▶ EXERCISE: Retype every line of the material below without changing anything.
───
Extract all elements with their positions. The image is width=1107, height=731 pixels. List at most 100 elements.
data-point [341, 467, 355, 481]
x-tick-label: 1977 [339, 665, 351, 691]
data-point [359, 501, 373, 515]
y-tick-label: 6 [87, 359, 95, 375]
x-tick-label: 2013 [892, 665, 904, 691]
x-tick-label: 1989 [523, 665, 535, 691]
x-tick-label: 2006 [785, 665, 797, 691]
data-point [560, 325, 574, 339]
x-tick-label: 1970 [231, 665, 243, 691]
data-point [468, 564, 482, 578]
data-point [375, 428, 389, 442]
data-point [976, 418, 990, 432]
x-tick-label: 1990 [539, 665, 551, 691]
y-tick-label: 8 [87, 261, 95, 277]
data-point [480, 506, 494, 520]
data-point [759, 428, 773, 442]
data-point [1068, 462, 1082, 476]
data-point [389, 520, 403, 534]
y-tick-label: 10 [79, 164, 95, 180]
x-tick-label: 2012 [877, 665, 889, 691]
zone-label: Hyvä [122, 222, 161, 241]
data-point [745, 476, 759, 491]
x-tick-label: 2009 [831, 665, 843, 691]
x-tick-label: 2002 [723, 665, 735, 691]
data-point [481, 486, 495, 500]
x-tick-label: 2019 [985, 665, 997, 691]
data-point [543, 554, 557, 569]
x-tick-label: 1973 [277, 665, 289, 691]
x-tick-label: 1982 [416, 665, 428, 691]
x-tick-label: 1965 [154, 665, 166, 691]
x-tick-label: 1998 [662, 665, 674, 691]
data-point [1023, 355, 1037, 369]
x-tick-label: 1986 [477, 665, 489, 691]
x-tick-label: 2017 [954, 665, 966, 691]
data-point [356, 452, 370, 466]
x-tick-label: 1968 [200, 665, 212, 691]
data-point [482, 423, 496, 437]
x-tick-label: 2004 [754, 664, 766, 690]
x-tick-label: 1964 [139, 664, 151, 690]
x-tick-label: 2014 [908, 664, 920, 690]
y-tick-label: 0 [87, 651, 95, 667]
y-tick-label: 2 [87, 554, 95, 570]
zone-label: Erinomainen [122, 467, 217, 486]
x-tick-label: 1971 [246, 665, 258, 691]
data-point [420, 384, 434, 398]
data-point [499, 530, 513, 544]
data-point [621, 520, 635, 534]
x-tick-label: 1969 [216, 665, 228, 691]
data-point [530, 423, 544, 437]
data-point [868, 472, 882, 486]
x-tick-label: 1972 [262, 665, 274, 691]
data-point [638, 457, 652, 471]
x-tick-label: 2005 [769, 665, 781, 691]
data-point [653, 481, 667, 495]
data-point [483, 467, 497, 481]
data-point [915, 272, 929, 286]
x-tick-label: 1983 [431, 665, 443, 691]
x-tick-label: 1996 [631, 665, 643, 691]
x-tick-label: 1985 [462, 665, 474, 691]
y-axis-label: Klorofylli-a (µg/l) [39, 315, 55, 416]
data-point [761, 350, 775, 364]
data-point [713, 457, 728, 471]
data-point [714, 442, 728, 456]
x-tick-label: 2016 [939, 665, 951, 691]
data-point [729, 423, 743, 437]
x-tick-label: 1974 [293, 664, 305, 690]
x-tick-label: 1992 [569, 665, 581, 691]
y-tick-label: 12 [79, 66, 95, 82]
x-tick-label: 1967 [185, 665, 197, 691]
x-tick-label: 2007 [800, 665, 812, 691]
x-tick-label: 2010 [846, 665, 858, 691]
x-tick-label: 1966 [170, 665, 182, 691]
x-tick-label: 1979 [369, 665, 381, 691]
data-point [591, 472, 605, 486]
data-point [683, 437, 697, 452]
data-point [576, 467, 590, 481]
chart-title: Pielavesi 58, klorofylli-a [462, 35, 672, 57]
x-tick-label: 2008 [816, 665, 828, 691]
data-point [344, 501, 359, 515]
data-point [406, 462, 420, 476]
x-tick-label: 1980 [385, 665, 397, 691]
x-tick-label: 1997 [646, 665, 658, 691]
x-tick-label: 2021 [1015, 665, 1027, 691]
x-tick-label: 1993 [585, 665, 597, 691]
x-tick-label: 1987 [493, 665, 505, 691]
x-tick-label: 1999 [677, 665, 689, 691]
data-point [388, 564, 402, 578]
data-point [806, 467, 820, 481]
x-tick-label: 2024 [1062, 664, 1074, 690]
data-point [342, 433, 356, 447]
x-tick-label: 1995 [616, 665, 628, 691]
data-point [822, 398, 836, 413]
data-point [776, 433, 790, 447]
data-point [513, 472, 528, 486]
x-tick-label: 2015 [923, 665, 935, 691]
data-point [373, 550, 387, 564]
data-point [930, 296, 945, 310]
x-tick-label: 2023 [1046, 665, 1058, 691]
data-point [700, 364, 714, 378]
───
▶ THE ANSWER:
Extract all elements with their positions. The image is width=1107, height=731 pixels. List at most 100 elements.
data-point [341, 467, 355, 481]
x-tick-label: 1977 [339, 665, 351, 691]
data-point [359, 501, 373, 515]
y-tick-label: 6 [87, 359, 95, 375]
x-tick-label: 2013 [892, 665, 904, 691]
x-tick-label: 1989 [523, 665, 535, 691]
x-tick-label: 2006 [785, 665, 797, 691]
data-point [560, 325, 574, 339]
x-tick-label: 1970 [231, 665, 243, 691]
data-point [468, 564, 482, 578]
data-point [375, 428, 389, 442]
data-point [976, 418, 990, 432]
x-tick-label: 1990 [539, 665, 551, 691]
y-tick-label: 8 [87, 261, 95, 277]
data-point [480, 506, 494, 520]
data-point [759, 428, 773, 442]
data-point [1068, 462, 1082, 476]
data-point [389, 520, 403, 534]
y-tick-label: 10 [79, 164, 95, 180]
x-tick-label: 2012 [877, 665, 889, 691]
zone-label: Hyvä [122, 222, 161, 241]
data-point [745, 476, 759, 491]
x-tick-label: 2009 [831, 665, 843, 691]
x-tick-label: 2002 [723, 665, 735, 691]
data-point [481, 486, 495, 500]
x-tick-label: 2019 [985, 665, 997, 691]
data-point [543, 554, 557, 569]
x-tick-label: 1973 [277, 665, 289, 691]
x-tick-label: 1982 [416, 665, 428, 691]
x-tick-label: 1965 [154, 665, 166, 691]
x-tick-label: 1998 [662, 665, 674, 691]
data-point [1023, 355, 1037, 369]
x-tick-label: 1986 [477, 665, 489, 691]
x-tick-label: 2017 [954, 665, 966, 691]
data-point [356, 452, 370, 466]
x-tick-label: 1968 [200, 665, 212, 691]
data-point [482, 423, 496, 437]
x-tick-label: 2004 [754, 664, 766, 690]
x-tick-label: 1964 [139, 664, 151, 690]
x-tick-label: 2014 [908, 664, 920, 690]
y-tick-label: 0 [87, 651, 95, 667]
y-tick-label: 2 [87, 554, 95, 570]
zone-label: Erinomainen [122, 467, 217, 486]
x-tick-label: 1971 [246, 665, 258, 691]
data-point [420, 384, 434, 398]
data-point [499, 530, 513, 544]
data-point [621, 520, 635, 534]
x-tick-label: 1969 [216, 665, 228, 691]
data-point [530, 423, 544, 437]
data-point [868, 472, 882, 486]
x-tick-label: 1972 [262, 665, 274, 691]
data-point [638, 457, 652, 471]
x-tick-label: 2005 [769, 665, 781, 691]
data-point [653, 481, 667, 495]
data-point [483, 467, 497, 481]
data-point [915, 272, 929, 286]
x-tick-label: 1983 [431, 665, 443, 691]
x-tick-label: 1996 [631, 665, 643, 691]
x-tick-label: 1985 [462, 665, 474, 691]
y-axis-label: Klorofylli-a (µg/l) [39, 315, 55, 416]
data-point [761, 350, 775, 364]
data-point [713, 457, 728, 471]
data-point [714, 442, 728, 456]
x-tick-label: 2016 [939, 665, 951, 691]
data-point [729, 423, 743, 437]
x-tick-label: 1974 [293, 664, 305, 690]
x-tick-label: 1992 [569, 665, 581, 691]
y-tick-label: 12 [79, 66, 95, 82]
x-tick-label: 1967 [185, 665, 197, 691]
x-tick-label: 2007 [800, 665, 812, 691]
x-tick-label: 2010 [846, 665, 858, 691]
x-tick-label: 1966 [170, 665, 182, 691]
x-tick-label: 1979 [369, 665, 381, 691]
data-point [591, 472, 605, 486]
data-point [683, 437, 697, 452]
data-point [576, 467, 590, 481]
chart-title: Pielavesi 58, klorofylli-a [462, 35, 672, 57]
x-tick-label: 2008 [816, 665, 828, 691]
data-point [344, 501, 359, 515]
data-point [406, 462, 420, 476]
x-tick-label: 1980 [385, 665, 397, 691]
x-tick-label: 1997 [646, 665, 658, 691]
x-tick-label: 2021 [1015, 665, 1027, 691]
x-tick-label: 1993 [585, 665, 597, 691]
x-tick-label: 1987 [493, 665, 505, 691]
x-tick-label: 1999 [677, 665, 689, 691]
data-point [388, 564, 402, 578]
data-point [806, 467, 820, 481]
x-tick-label: 2024 [1062, 664, 1074, 690]
data-point [342, 433, 356, 447]
x-tick-label: 1995 [616, 665, 628, 691]
data-point [822, 398, 836, 413]
data-point [776, 433, 790, 447]
data-point [513, 472, 528, 486]
x-tick-label: 2015 [923, 665, 935, 691]
data-point [373, 550, 387, 564]
data-point [930, 296, 945, 310]
x-tick-label: 2023 [1046, 665, 1058, 691]
data-point [700, 364, 714, 378]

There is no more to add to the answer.